Items from a figure collection:
==*==

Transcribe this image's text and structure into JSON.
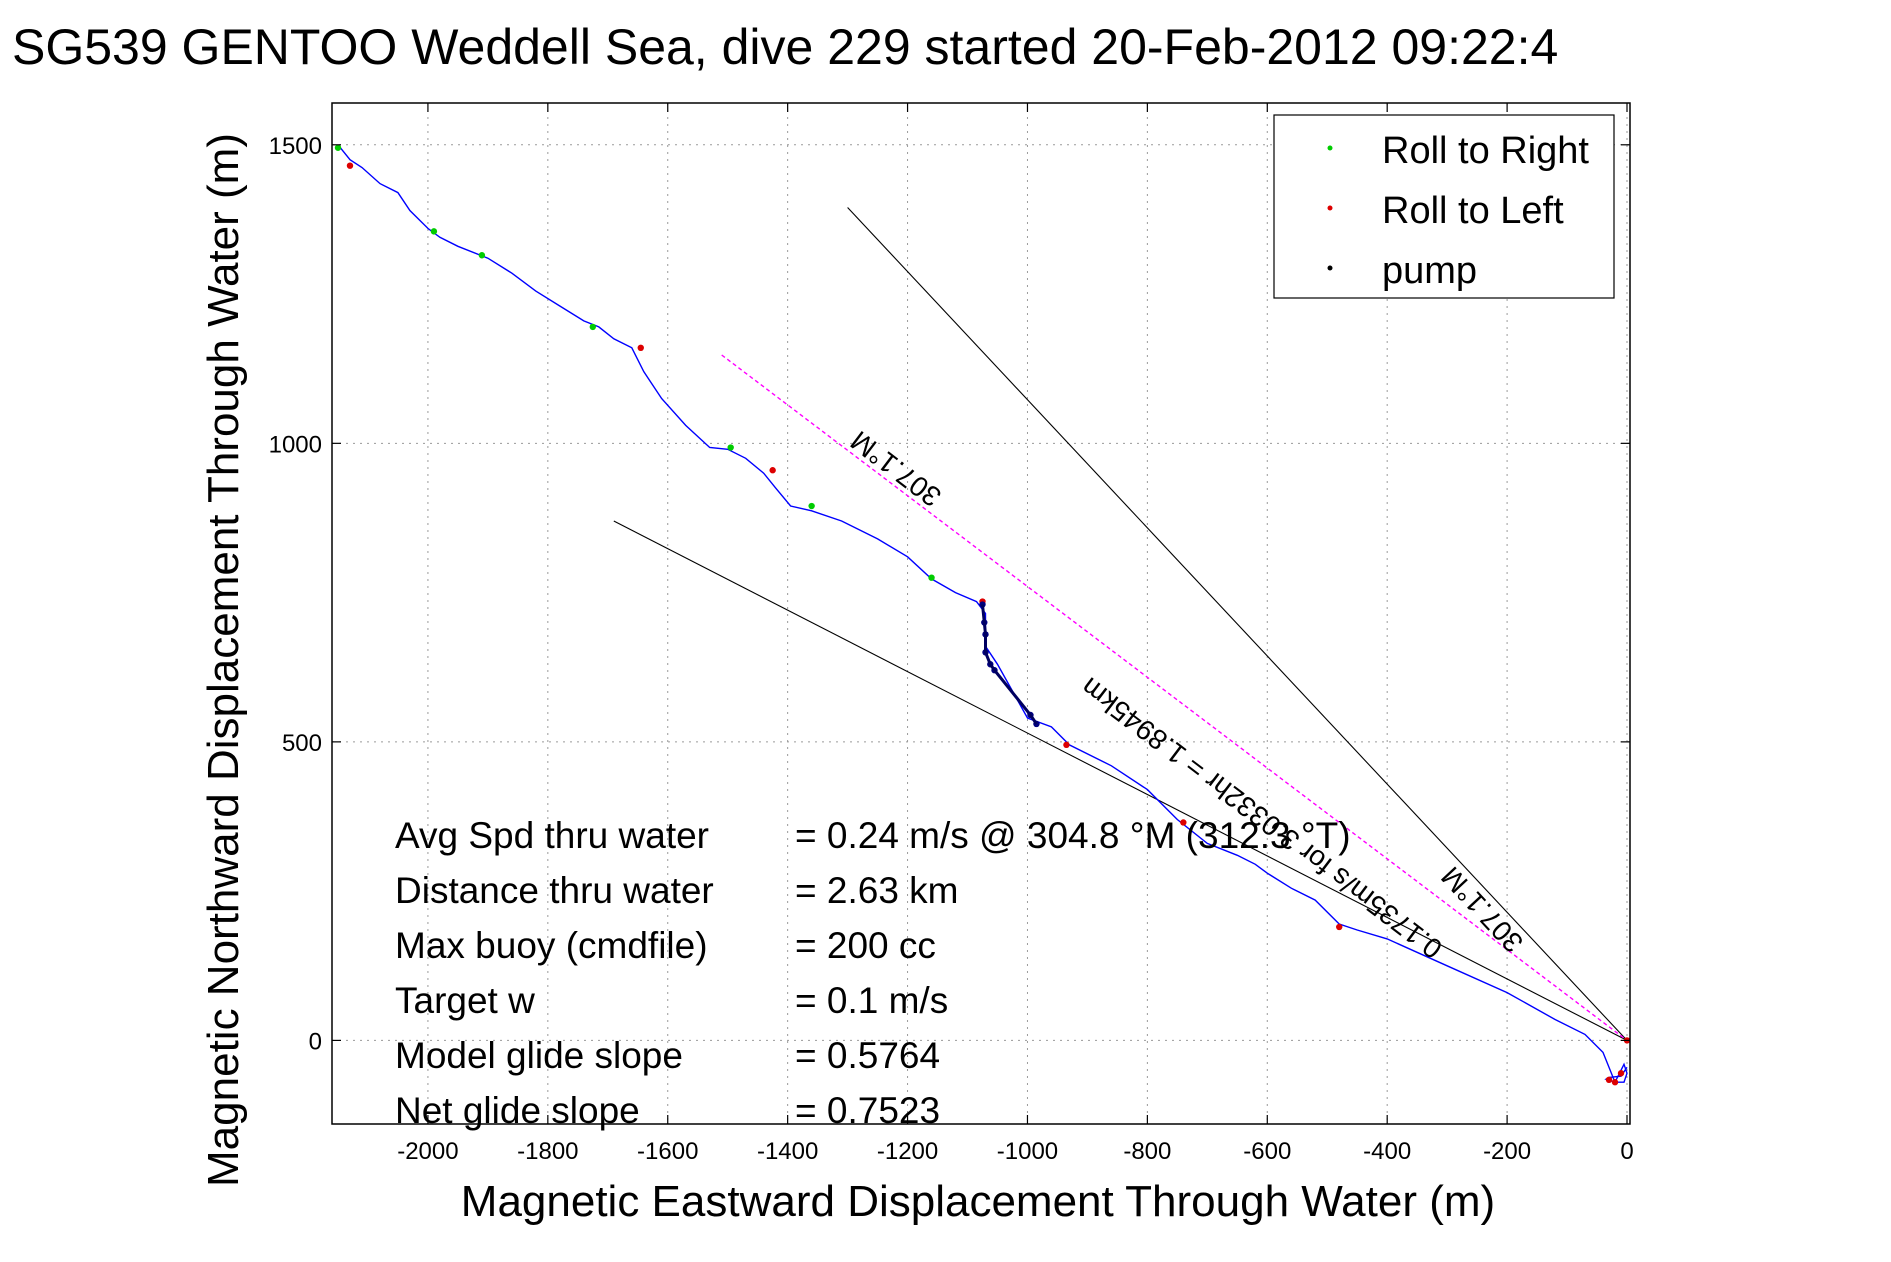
{
  "chart_data": {
    "type": "line",
    "title": "SG539 GENTOO Weddell Sea, dive 229 started 20-Feb-2012 09:22:4",
    "xlabel": "Magnetic Eastward Displacement Through Water (m)",
    "ylabel": "Magnetic Northward Displacement Through Water (m)",
    "xlim": [
      -2160,
      5
    ],
    "ylim": [
      -140,
      1570
    ],
    "xticks": [
      -2000,
      -1800,
      -1600,
      -1400,
      -1200,
      -1000,
      -800,
      -600,
      -400,
      -200,
      0
    ],
    "xtick_labels": [
      "-2000",
      "-1800",
      "-1600",
      "-1400",
      "-1200",
      "-1000",
      "-800",
      "-600",
      "-400",
      "-200",
      "0"
    ],
    "yticks": [
      0,
      500,
      1000,
      1500
    ],
    "ytick_labels": [
      "0",
      "500",
      "1000",
      "1500"
    ],
    "grid": true,
    "legend_position": "top-right",
    "legend": [
      {
        "label": "Roll to Right",
        "color": "#00cc00"
      },
      {
        "label": "Roll to Left",
        "color": "#dd0000"
      },
      {
        "label": "pump",
        "color": "#000000"
      }
    ],
    "series": [
      {
        "style": "track",
        "color": "#0000ff",
        "x": [
          -2150,
          -2130,
          -2110,
          -2080,
          -2050,
          -2030,
          -2000,
          -1980,
          -1950,
          -1900,
          -1860,
          -1820,
          -1780,
          -1740,
          -1715,
          -1690,
          -1660,
          -1640,
          -1610,
          -1570,
          -1530,
          -1500,
          -1470,
          -1440,
          -1420,
          -1395,
          -1360,
          -1310,
          -1250,
          -1200,
          -1160,
          -1120,
          -1085,
          -1070,
          -1070,
          -1050,
          -1000,
          -960,
          -930,
          -860,
          -800,
          -750,
          -700,
          -650,
          -620,
          -600,
          -560,
          -520,
          -480,
          -450,
          -400,
          -300,
          -200,
          -120,
          -70,
          -40,
          -20,
          -5,
          0,
          -5,
          -20,
          -35,
          -30,
          -10,
          0
        ],
        "y": [
          1500,
          1475,
          1462,
          1435,
          1420,
          1390,
          1360,
          1345,
          1330,
          1310,
          1285,
          1255,
          1230,
          1205,
          1195,
          1175,
          1160,
          1120,
          1075,
          1030,
          993,
          990,
          975,
          950,
          925,
          895,
          887,
          870,
          840,
          810,
          773,
          750,
          735,
          715,
          660,
          630,
          540,
          525,
          495,
          460,
          420,
          370,
          330,
          310,
          295,
          280,
          255,
          235,
          195,
          185,
          170,
          125,
          80,
          35,
          10,
          -20,
          -70,
          -40,
          -55,
          -70,
          -70,
          -65,
          -62,
          -60,
          -45
        ]
      },
      {
        "name": "Roll to Right",
        "style": "points",
        "color": "#00cc00",
        "x": [
          -2150,
          -1990,
          -1910,
          -1725,
          -1495,
          -1360,
          -1160
        ],
        "y": [
          1495,
          1355,
          1315,
          1195,
          993,
          895,
          775
        ]
      },
      {
        "name": "Roll to Left",
        "style": "points",
        "color": "#dd0000",
        "x": [
          -2130,
          -1645,
          -1425,
          -1075,
          -935,
          -740,
          -480,
          -20,
          -30,
          -10,
          0
        ],
        "y": [
          1465,
          1160,
          955,
          735,
          495,
          365,
          190,
          -70,
          -66,
          -55,
          0
        ]
      },
      {
        "name": "pump",
        "style": "points",
        "color": "#000080",
        "x": [
          -1075,
          -1072,
          -1070,
          -1070,
          -1062,
          -1055,
          -995,
          -985
        ],
        "y": [
          730,
          700,
          680,
          650,
          630,
          620,
          545,
          530
        ]
      },
      {
        "style": "reference",
        "color": "#000000",
        "x": [
          -1300,
          0
        ],
        "y": [
          1395,
          0
        ]
      },
      {
        "style": "reference",
        "color": "#000000",
        "x": [
          -1690,
          0
        ],
        "y": [
          870,
          0
        ]
      },
      {
        "style": "reference-dashed",
        "color": "#ff00ff",
        "x": [
          -1510,
          0
        ],
        "y": [
          1148,
          0
        ]
      }
    ],
    "annotations": [
      {
        "text": "307.1°M",
        "x": -1210,
        "y": 970,
        "angle": 37.2,
        "size": 28
      },
      {
        "text": "0.1735m/s for 3.0332hr = 1.8945km",
        "x": -600,
        "y": 385,
        "angle": 37.2,
        "size": 28
      },
      {
        "text": "307.1°M",
        "x": -230,
        "y": 230,
        "angle": 47,
        "size": 28
      }
    ],
    "stats": [
      {
        "label": "Avg Spd thru water",
        "value": "=  0.24 m/s @ 304.8 °M (312.3 °T)"
      },
      {
        "label": "Distance thru water",
        "value": "=  2.63 km"
      },
      {
        "label": "Max buoy (cmdfile)",
        "value": "= 200 cc"
      },
      {
        "label": "Target w",
        "value": "= 0.1 m/s"
      },
      {
        "label": "Model glide slope",
        "value": "= 0.5764"
      },
      {
        "label": "Net glide slope",
        "value": "= 0.7523"
      }
    ]
  }
}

==*==

◆ Goal of the exercise ◆
All entries are to be retyped exactly. Omit any embedded images.

◆ Solution ◆
Transcribe this image's text and structure into JSON.
{
  "chart_data": {
    "type": "line",
    "title": "SG539 GENTOO Weddell Sea, dive 229 started 20-Feb-2012 09:22:4",
    "xlabel": "Magnetic Eastward Displacement Through Water (m)",
    "ylabel": "Magnetic Northward Displacement Through Water (m)",
    "xlim": [
      -2160,
      5
    ],
    "ylim": [
      -140,
      1570
    ],
    "xticks": [
      -2000,
      -1800,
      -1600,
      -1400,
      -1200,
      -1000,
      -800,
      -600,
      -400,
      -200,
      0
    ],
    "xtick_labels": [
      "-2000",
      "-1800",
      "-1600",
      "-1400",
      "-1200",
      "-1000",
      "-800",
      "-600",
      "-400",
      "-200",
      "0"
    ],
    "yticks": [
      0,
      500,
      1000,
      1500
    ],
    "ytick_labels": [
      "0",
      "500",
      "1000",
      "1500"
    ],
    "grid": true,
    "legend_position": "top-right",
    "legend": [
      {
        "label": "Roll to Right",
        "color": "#00cc00"
      },
      {
        "label": "Roll to Left",
        "color": "#dd0000"
      },
      {
        "label": "pump",
        "color": "#000000"
      }
    ],
    "series": [
      {
        "style": "track",
        "color": "#0000ff",
        "x": [
          -2150,
          -2130,
          -2110,
          -2080,
          -2050,
          -2030,
          -2000,
          -1980,
          -1950,
          -1900,
          -1860,
          -1820,
          -1780,
          -1740,
          -1715,
          -1690,
          -1660,
          -1640,
          -1610,
          -1570,
          -1530,
          -1500,
          -1470,
          -1440,
          -1420,
          -1395,
          -1360,
          -1310,
          -1250,
          -1200,
          -1160,
          -1120,
          -1085,
          -1070,
          -1070,
          -1050,
          -1000,
          -960,
          -930,
          -860,
          -800,
          -750,
          -700,
          -650,
          -620,
          -600,
          -560,
          -520,
          -480,
          -450,
          -400,
          -300,
          -200,
          -120,
          -70,
          -40,
          -20,
          -5,
          0,
          -5,
          -20,
          -35,
          -30,
          -10,
          0
        ],
        "y": [
          1500,
          1475,
          1462,
          1435,
          1420,
          1390,
          1360,
          1345,
          1330,
          1310,
          1285,
          1255,
          1230,
          1205,
          1195,
          1175,
          1160,
          1120,
          1075,
          1030,
          993,
          990,
          975,
          950,
          925,
          895,
          887,
          870,
          840,
          810,
          773,
          750,
          735,
          715,
          660,
          630,
          540,
          525,
          495,
          460,
          420,
          370,
          330,
          310,
          295,
          280,
          255,
          235,
          195,
          185,
          170,
          125,
          80,
          35,
          10,
          -20,
          -70,
          -40,
          -55,
          -70,
          -70,
          -65,
          -62,
          -60,
          -45
        ]
      },
      {
        "name": "Roll to Right",
        "style": "points",
        "color": "#00cc00",
        "x": [
          -2150,
          -1990,
          -1910,
          -1725,
          -1495,
          -1360,
          -1160
        ],
        "y": [
          1495,
          1355,
          1315,
          1195,
          993,
          895,
          775
        ]
      },
      {
        "name": "Roll to Left",
        "style": "points",
        "color": "#dd0000",
        "x": [
          -2130,
          -1645,
          -1425,
          -1075,
          -935,
          -740,
          -480,
          -20,
          -30,
          -10,
          0
        ],
        "y": [
          1465,
          1160,
          955,
          735,
          495,
          365,
          190,
          -70,
          -66,
          -55,
          0
        ]
      },
      {
        "name": "pump",
        "style": "points",
        "color": "#000080",
        "x": [
          -1075,
          -1072,
          -1070,
          -1070,
          -1062,
          -1055,
          -995,
          -985
        ],
        "y": [
          730,
          700,
          680,
          650,
          630,
          620,
          545,
          530
        ]
      },
      {
        "style": "reference",
        "color": "#000000",
        "x": [
          -1300,
          0
        ],
        "y": [
          1395,
          0
        ]
      },
      {
        "style": "reference",
        "color": "#000000",
        "x": [
          -1690,
          0
        ],
        "y": [
          870,
          0
        ]
      },
      {
        "style": "reference-dashed",
        "color": "#ff00ff",
        "x": [
          -1510,
          0
        ],
        "y": [
          1148,
          0
        ]
      }
    ],
    "annotations": [
      {
        "text": "307.1°M",
        "x": -1210,
        "y": 970,
        "angle": 37.2,
        "size": 28
      },
      {
        "text": "0.1735m/s for 3.0332hr = 1.8945km",
        "x": -600,
        "y": 385,
        "angle": 37.2,
        "size": 28
      },
      {
        "text": "307.1°M",
        "x": -230,
        "y": 230,
        "angle": 47,
        "size": 28
      }
    ],
    "stats": [
      {
        "label": "Avg Spd thru water",
        "value": "=  0.24 m/s @ 304.8 °M (312.3 °T)"
      },
      {
        "label": "Distance thru water",
        "value": "=  2.63 km"
      },
      {
        "label": "Max buoy (cmdfile)",
        "value": "= 200 cc"
      },
      {
        "label": "Target w",
        "value": "= 0.1 m/s"
      },
      {
        "label": "Model glide slope",
        "value": "= 0.5764"
      },
      {
        "label": "Net glide slope",
        "value": "= 0.7523"
      }
    ]
  }
}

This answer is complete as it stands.